[The problem]: Quote all of the data exactly as given. Skip every picture it contains.

Recorded data:

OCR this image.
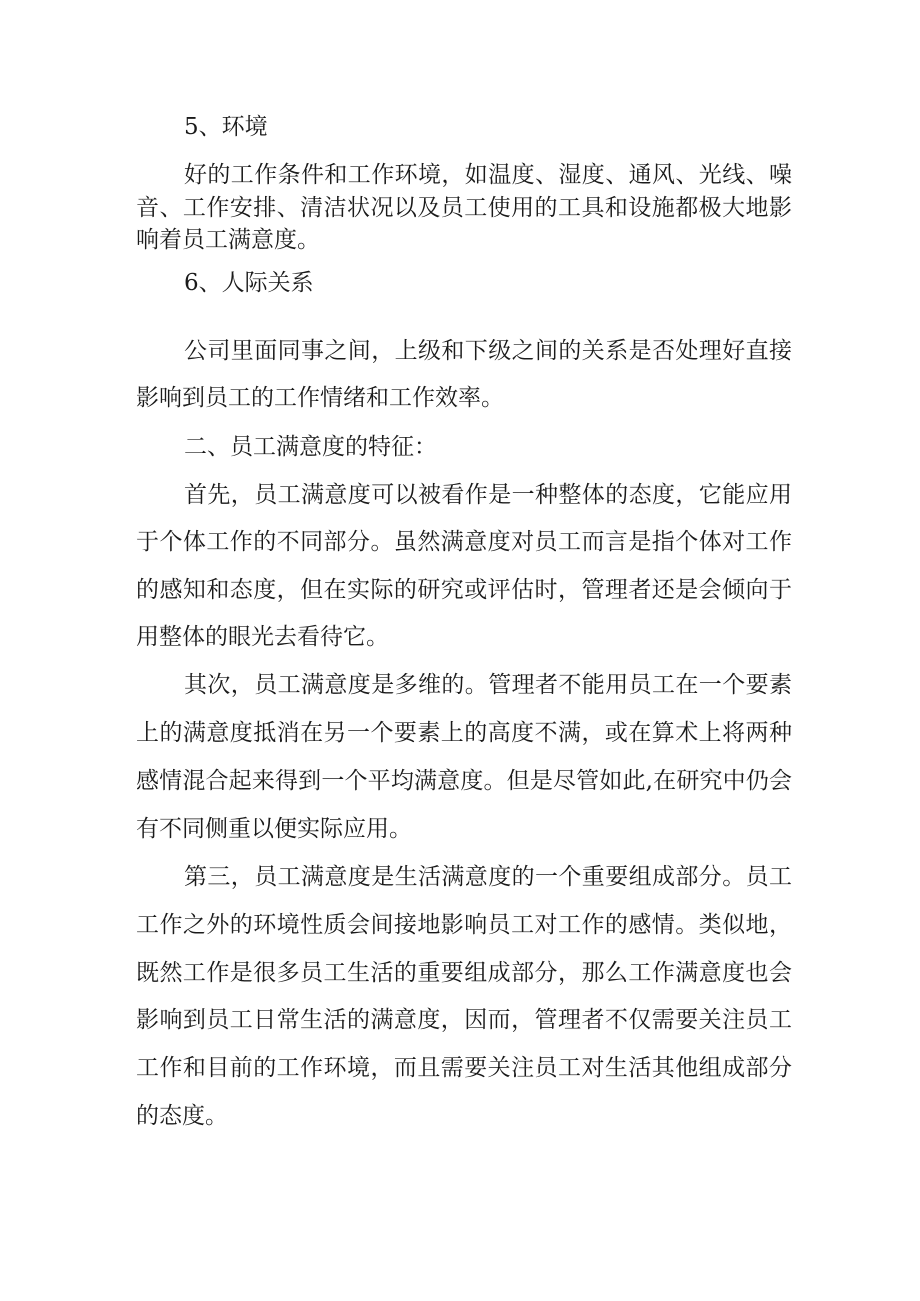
5、环境
好的工作条件和工作环境，如温度、湿度、通风、光线、噪
音、工作安排、清洁状况以及员工使用的工具和设施都极大地影
响着员工满意度。
6、人际关系
公司里面同事之间，上级和下级之间的关系是否处理好直接
影响到员工的工作情绪和工作效率。
二、员工满意度的特征：
首先，员工满意度可以被看作是一种整体的态度，它能应用
于个体工作的不同部分。虽然满意度对员工而言是指个体对工作
的感知和态度，但在实际的研究或评估时，管理者还是会倾向于
用整体的眼光去看待它。
其次，员工满意度是多维的。管理者不能用员工在一个要素
上的满意度抵消在另一个要素上的高度不满，或在算术上将两种
感情混合起来得到一个平均满意度。但是尽管如此,在研究中仍会
有不同侧重以便实际应用。
第三，员工满意度是生活满意度的一个重要组成部分。员工
工作之外的环境性质会间接地影响员工对工作的感情。类似地，
既然工作是很多员工生活的重要组成部分，那么工作满意度也会
影响到员工日常生活的满意度，因而，管理者不仅需要关注员工
工作和目前的工作环境，而且需要关注员工对生活其他组成部分
的态度。
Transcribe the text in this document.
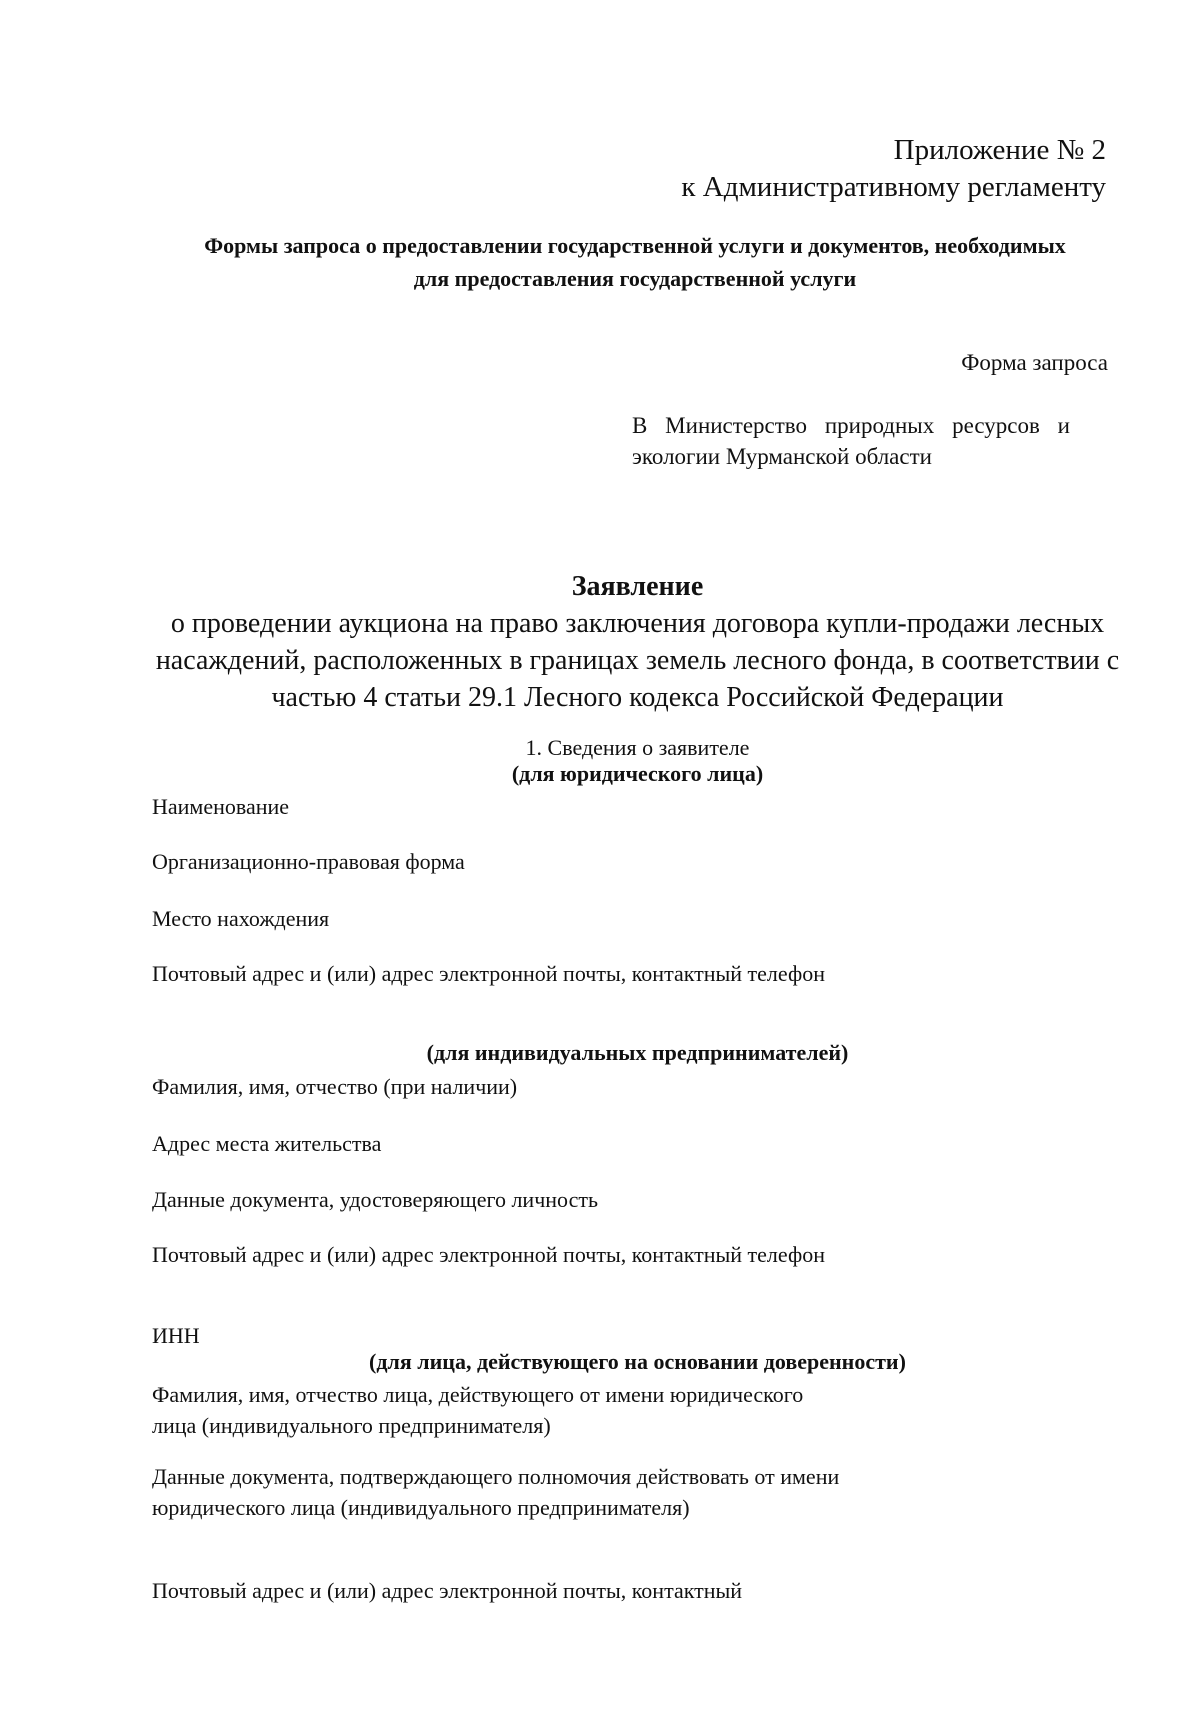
Приложение № 2
к Административному регламенту
Формы запроса о предоставлении государственной услуги и документов, необходимых для предоставления государственной услуги
Форма запроса
В Министерство природных ресурсов и экологии Мурманской области
Заявление
о проведении аукциона на право заключения договора купли-продажи лесных насаждений, расположенных в границах земель лесного фонда, в соответствии с частью 4 статьи 29.1 Лесного кодекса Российской Федерации
1. Сведения о заявителе
(для юридического лица)
Наименование
Организационно-правовая форма
Место нахождения
Почтовый адрес и (или) адрес электронной почты, контактный телефон
(для индивидуальных предпринимателей)
Фамилия, имя, отчество (при наличии)
Адрес места жительства
Данные документа, удостоверяющего личность
Почтовый адрес и (или) адрес электронной почты, контактный телефон
ИНН
(для лица, действующего на основании доверенности)
Фамилия, имя, отчество лица, действующего от имени юридического лица (индивидуального предпринимателя)
Данные документа, подтверждающего полномочия действовать от имени юридического лица (индивидуального предпринимателя)
Почтовый адрес и (или) адрес электронной почты, контактный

[Full response]:
OCR this image.
5、环境
好的工作条件和工作环境，如温度、湿度、通风、光线、噪
音、工作安排、清洁状况以及员工使用的工具和设施都极大地影
响着员工满意度。
6、人际关系
公司里面同事之间，上级和下级之间的关系是否处理好直接
影响到员工的工作情绪和工作效率。
二、员工满意度的特征：
首先，员工满意度可以被看作是一种整体的态度，它能应用
于个体工作的不同部分。虽然满意度对员工而言是指个体对工作
的感知和态度，但在实际的研究或评估时，管理者还是会倾向于
用整体的眼光去看待它。
其次，员工满意度是多维的。管理者不能用员工在一个要素
上的满意度抵消在另一个要素上的高度不满，或在算术上将两种
感情混合起来得到一个平均满意度。但是尽管如此,在研究中仍会
有不同侧重以便实际应用。
第三，员工满意度是生活满意度的一个重要组成部分。员工
工作之外的环境性质会间接地影响员工对工作的感情。类似地，
既然工作是很多员工生活的重要组成部分，那么工作满意度也会
影响到员工日常生活的满意度，因而，管理者不仅需要关注员工
工作和目前的工作环境，而且需要关注员工对生活其他组成部分
的态度。
Transcribe the text in this document.
Приложение № 2
к Административному регламенту
Формы запроса о предоставлении государственной услуги и документов, необходимых для предоставления государственной услуги
Форма запроса
В Министерство природных ресурсов и экологии Мурманской области
Заявление
о проведении аукциона на право заключения договора купли-продажи лесных насаждений, расположенных в границах земель лесного фонда, в соответствии с частью 4 статьи 29.1 Лесного кодекса Российской Федерации
1. Сведения о заявителе
(для юридического лица)
Наименование
Организационно-правовая форма
Место нахождения
Почтовый адрес и (или) адрес электронной почты, контактный телефон
(для индивидуальных предпринимателей)
Фамилия, имя, отчество (при наличии)
Адрес места жительства
Данные документа, удостоверяющего личность
Почтовый адрес и (или) адрес электронной почты, контактный телефон
ИНН
(для лица, действующего на основании доверенности)
Фамилия, имя, отчество лица, действующего от имени юридического лица (индивидуального предпринимателя)
Данные документа, подтверждающего полномочия действовать от имени юридического лица (индивидуального предпринимателя)
Почтовый адрес и (или) адрес электронной почты, контактный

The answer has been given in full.